#### DATA TO PROCESS:
========
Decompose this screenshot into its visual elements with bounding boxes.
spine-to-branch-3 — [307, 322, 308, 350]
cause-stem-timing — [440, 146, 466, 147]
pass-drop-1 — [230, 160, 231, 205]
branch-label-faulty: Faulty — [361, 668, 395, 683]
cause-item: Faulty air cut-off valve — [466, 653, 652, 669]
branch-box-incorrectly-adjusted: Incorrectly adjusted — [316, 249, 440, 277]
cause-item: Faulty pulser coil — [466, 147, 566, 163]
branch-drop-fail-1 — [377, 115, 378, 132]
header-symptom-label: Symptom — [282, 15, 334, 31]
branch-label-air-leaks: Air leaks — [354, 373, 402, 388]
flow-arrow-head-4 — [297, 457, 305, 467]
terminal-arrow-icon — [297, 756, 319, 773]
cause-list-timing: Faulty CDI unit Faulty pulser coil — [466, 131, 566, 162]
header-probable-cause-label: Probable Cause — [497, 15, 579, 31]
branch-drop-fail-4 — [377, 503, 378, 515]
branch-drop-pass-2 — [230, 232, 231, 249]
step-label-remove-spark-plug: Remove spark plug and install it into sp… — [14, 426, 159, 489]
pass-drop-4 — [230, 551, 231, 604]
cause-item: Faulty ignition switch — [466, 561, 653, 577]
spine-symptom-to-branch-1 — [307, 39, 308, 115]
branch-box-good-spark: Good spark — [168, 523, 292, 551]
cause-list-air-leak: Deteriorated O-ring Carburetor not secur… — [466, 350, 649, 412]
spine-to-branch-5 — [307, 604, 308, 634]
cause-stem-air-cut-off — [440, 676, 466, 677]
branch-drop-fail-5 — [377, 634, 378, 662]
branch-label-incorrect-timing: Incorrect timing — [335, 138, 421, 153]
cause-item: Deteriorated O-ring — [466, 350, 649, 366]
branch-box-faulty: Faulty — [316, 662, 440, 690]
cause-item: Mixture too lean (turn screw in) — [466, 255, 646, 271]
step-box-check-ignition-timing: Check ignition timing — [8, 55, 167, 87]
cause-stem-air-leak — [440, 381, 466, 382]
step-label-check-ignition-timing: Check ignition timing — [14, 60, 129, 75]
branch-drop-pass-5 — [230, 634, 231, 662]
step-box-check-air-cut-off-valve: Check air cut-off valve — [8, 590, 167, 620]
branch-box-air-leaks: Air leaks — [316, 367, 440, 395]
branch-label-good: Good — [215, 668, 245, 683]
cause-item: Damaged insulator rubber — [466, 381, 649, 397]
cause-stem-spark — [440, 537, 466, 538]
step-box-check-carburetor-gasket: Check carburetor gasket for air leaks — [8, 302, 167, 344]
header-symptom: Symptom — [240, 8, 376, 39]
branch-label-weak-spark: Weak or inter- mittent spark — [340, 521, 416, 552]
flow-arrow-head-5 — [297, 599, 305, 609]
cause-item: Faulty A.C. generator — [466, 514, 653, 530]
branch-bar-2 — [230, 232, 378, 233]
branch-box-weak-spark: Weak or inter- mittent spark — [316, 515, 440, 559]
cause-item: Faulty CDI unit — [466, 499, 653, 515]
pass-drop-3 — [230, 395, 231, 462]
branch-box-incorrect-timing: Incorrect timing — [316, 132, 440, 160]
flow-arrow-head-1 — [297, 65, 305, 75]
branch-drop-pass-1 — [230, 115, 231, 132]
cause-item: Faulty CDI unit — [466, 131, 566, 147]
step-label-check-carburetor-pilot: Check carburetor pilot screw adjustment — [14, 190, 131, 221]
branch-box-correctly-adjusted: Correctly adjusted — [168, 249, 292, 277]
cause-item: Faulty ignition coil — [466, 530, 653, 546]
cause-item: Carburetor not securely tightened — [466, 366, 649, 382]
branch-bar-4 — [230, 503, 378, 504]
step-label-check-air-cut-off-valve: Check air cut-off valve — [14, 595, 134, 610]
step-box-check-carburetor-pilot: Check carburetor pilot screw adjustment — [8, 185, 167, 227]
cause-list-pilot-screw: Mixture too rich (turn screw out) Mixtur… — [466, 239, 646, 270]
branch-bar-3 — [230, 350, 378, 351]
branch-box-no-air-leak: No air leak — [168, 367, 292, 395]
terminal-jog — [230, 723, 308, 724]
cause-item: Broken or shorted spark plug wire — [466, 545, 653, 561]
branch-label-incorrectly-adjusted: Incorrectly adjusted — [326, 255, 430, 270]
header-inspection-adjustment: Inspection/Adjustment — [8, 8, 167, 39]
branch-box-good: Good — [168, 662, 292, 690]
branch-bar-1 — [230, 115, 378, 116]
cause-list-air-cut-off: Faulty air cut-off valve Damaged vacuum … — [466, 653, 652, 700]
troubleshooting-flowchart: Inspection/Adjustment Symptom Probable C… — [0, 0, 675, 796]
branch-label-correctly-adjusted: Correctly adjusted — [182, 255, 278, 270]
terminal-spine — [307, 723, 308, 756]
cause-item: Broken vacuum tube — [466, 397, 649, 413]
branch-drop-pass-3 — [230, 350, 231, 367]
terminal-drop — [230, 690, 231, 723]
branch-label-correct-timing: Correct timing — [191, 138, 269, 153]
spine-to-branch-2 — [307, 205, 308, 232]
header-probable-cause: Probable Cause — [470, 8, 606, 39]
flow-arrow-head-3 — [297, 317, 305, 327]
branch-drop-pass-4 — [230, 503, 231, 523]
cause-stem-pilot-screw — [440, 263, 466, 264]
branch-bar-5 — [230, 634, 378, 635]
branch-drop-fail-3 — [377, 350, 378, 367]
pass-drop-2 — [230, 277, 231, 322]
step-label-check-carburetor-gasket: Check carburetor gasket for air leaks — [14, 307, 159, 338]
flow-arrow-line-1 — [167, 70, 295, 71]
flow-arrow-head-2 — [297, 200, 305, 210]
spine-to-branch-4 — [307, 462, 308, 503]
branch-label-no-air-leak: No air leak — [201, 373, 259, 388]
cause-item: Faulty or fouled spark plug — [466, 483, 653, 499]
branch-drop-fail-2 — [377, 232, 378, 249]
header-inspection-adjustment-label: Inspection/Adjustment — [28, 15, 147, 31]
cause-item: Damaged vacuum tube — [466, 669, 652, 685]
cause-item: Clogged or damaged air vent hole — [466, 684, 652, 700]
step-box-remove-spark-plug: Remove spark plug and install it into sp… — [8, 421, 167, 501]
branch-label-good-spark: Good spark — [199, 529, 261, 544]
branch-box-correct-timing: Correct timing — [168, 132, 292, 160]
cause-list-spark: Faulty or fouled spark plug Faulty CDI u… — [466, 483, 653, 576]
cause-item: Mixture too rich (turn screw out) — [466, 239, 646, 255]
========
#### TASK:
Please copy every one of the lines above without changing anything.

#### REPLY:
Decompose this screenshot into its visual elements with bounding boxes.
spine-to-branch-3 — [307, 322, 308, 350]
cause-stem-timing — [440, 146, 466, 147]
pass-drop-1 — [230, 160, 231, 205]
branch-label-faulty: Faulty — [361, 668, 395, 683]
cause-item: Faulty air cut-off valve — [466, 653, 652, 669]
branch-box-incorrectly-adjusted: Incorrectly adjusted — [316, 249, 440, 277]
cause-item: Faulty pulser coil — [466, 147, 566, 163]
branch-drop-fail-1 — [377, 115, 378, 132]
header-symptom-label: Symptom — [282, 15, 334, 31]
branch-label-air-leaks: Air leaks — [354, 373, 402, 388]
flow-arrow-head-4 — [297, 457, 305, 467]
terminal-arrow-icon — [297, 756, 319, 773]
cause-list-timing: Faulty CDI unit Faulty pulser coil — [466, 131, 566, 162]
header-probable-cause-label: Probable Cause — [497, 15, 579, 31]
branch-drop-fail-4 — [377, 503, 378, 515]
branch-drop-pass-2 — [230, 232, 231, 249]
step-label-remove-spark-plug: Remove spark plug and install it into sp… — [14, 426, 159, 489]
pass-drop-4 — [230, 551, 231, 604]
cause-item: Faulty ignition switch — [466, 561, 653, 577]
spine-symptom-to-branch-1 — [307, 39, 308, 115]
branch-box-good-spark: Good spark — [168, 523, 292, 551]
cause-list-air-leak: Deteriorated O-ring Carburetor not secur… — [466, 350, 649, 412]
spine-to-branch-5 — [307, 604, 308, 634]
cause-stem-air-cut-off — [440, 676, 466, 677]
branch-drop-fail-5 — [377, 634, 378, 662]
branch-label-incorrect-timing: Incorrect timing — [335, 138, 421, 153]
cause-item: Deteriorated O-ring — [466, 350, 649, 366]
branch-box-faulty: Faulty — [316, 662, 440, 690]
cause-item: Mixture too lean (turn screw in) — [466, 255, 646, 271]
step-box-check-ignition-timing: Check ignition timing — [8, 55, 167, 87]
cause-stem-air-leak — [440, 381, 466, 382]
step-label-check-ignition-timing: Check ignition timing — [14, 60, 129, 75]
branch-drop-pass-5 — [230, 634, 231, 662]
step-box-check-air-cut-off-valve: Check air cut-off valve — [8, 590, 167, 620]
branch-box-air-leaks: Air leaks — [316, 367, 440, 395]
branch-label-good: Good — [215, 668, 245, 683]
cause-item: Damaged insulator rubber — [466, 381, 649, 397]
cause-stem-spark — [440, 537, 466, 538]
step-box-check-carburetor-gasket: Check carburetor gasket for air leaks — [8, 302, 167, 344]
header-symptom: Symptom — [240, 8, 376, 39]
branch-label-weak-spark: Weak or inter- mittent spark — [340, 521, 416, 552]
flow-arrow-head-5 — [297, 599, 305, 609]
cause-item: Faulty A.C. generator — [466, 514, 653, 530]
branch-bar-2 — [230, 232, 378, 233]
branch-box-weak-spark: Weak or inter- mittent spark — [316, 515, 440, 559]
cause-item: Faulty CDI unit — [466, 499, 653, 515]
pass-drop-3 — [230, 395, 231, 462]
branch-box-incorrect-timing: Incorrect timing — [316, 132, 440, 160]
flow-arrow-head-1 — [297, 65, 305, 75]
branch-drop-pass-1 — [230, 115, 231, 132]
cause-item: Faulty CDI unit — [466, 131, 566, 147]
step-label-check-carburetor-pilot: Check carburetor pilot screw adjustment — [14, 190, 131, 221]
branch-box-correctly-adjusted: Correctly adjusted — [168, 249, 292, 277]
cause-item: Faulty ignition coil — [466, 530, 653, 546]
cause-item: Carburetor not securely tightened — [466, 366, 649, 382]
branch-bar-4 — [230, 503, 378, 504]
step-label-check-air-cut-off-valve: Check air cut-off valve — [14, 595, 134, 610]
step-box-check-carburetor-pilot: Check carburetor pilot screw adjustment — [8, 185, 167, 227]
cause-list-pilot-screw: Mixture too rich (turn screw out) Mixtur… — [466, 239, 646, 270]
branch-bar-3 — [230, 350, 378, 351]
branch-box-no-air-leak: No air leak — [168, 367, 292, 395]
terminal-jog — [230, 723, 308, 724]
cause-item: Broken or shorted spark plug wire — [466, 545, 653, 561]
branch-label-incorrectly-adjusted: Incorrectly adjusted — [326, 255, 430, 270]
header-inspection-adjustment: Inspection/Adjustment — [8, 8, 167, 39]
branch-box-good: Good — [168, 662, 292, 690]
branch-bar-1 — [230, 115, 378, 116]
cause-list-air-cut-off: Faulty air cut-off valve Damaged vacuum … — [466, 653, 652, 700]
troubleshooting-flowchart: Inspection/Adjustment Symptom Probable C… — [0, 0, 675, 796]
branch-label-correctly-adjusted: Correctly adjusted — [182, 255, 278, 270]
terminal-spine — [307, 723, 308, 756]
cause-item: Broken vacuum tube — [466, 397, 649, 413]
branch-drop-pass-3 — [230, 350, 231, 367]
terminal-drop — [230, 690, 231, 723]
branch-label-correct-timing: Correct timing — [191, 138, 269, 153]
spine-to-branch-2 — [307, 205, 308, 232]
header-probable-cause: Probable Cause — [470, 8, 606, 39]
flow-arrow-head-3 — [297, 317, 305, 327]
branch-drop-pass-4 — [230, 503, 231, 523]
cause-stem-pilot-screw — [440, 263, 466, 264]
branch-bar-5 — [230, 634, 378, 635]
branch-drop-fail-3 — [377, 350, 378, 367]
pass-drop-2 — [230, 277, 231, 322]
step-label-check-carburetor-gasket: Check carburetor gasket for air leaks — [14, 307, 159, 338]
flow-arrow-line-1 — [167, 70, 295, 71]
flow-arrow-head-2 — [297, 200, 305, 210]
spine-to-branch-4 — [307, 462, 308, 503]
branch-label-no-air-leak: No air leak — [201, 373, 259, 388]
cause-item: Faulty or fouled spark plug — [466, 483, 653, 499]
branch-drop-fail-2 — [377, 232, 378, 249]
header-inspection-adjustment-label: Inspection/Adjustment — [28, 15, 147, 31]
cause-item: Damaged vacuum tube — [466, 669, 652, 685]
cause-item: Clogged or damaged air vent hole — [466, 684, 652, 700]
step-box-remove-spark-plug: Remove spark plug and install it into sp… — [8, 421, 167, 501]
branch-label-good-spark: Good spark — [199, 529, 261, 544]
branch-box-correct-timing: Correct timing — [168, 132, 292, 160]
cause-list-spark: Faulty or fouled spark plug Faulty CDI u… — [466, 483, 653, 576]
cause-item: Mixture too rich (turn screw out) — [466, 239, 646, 255]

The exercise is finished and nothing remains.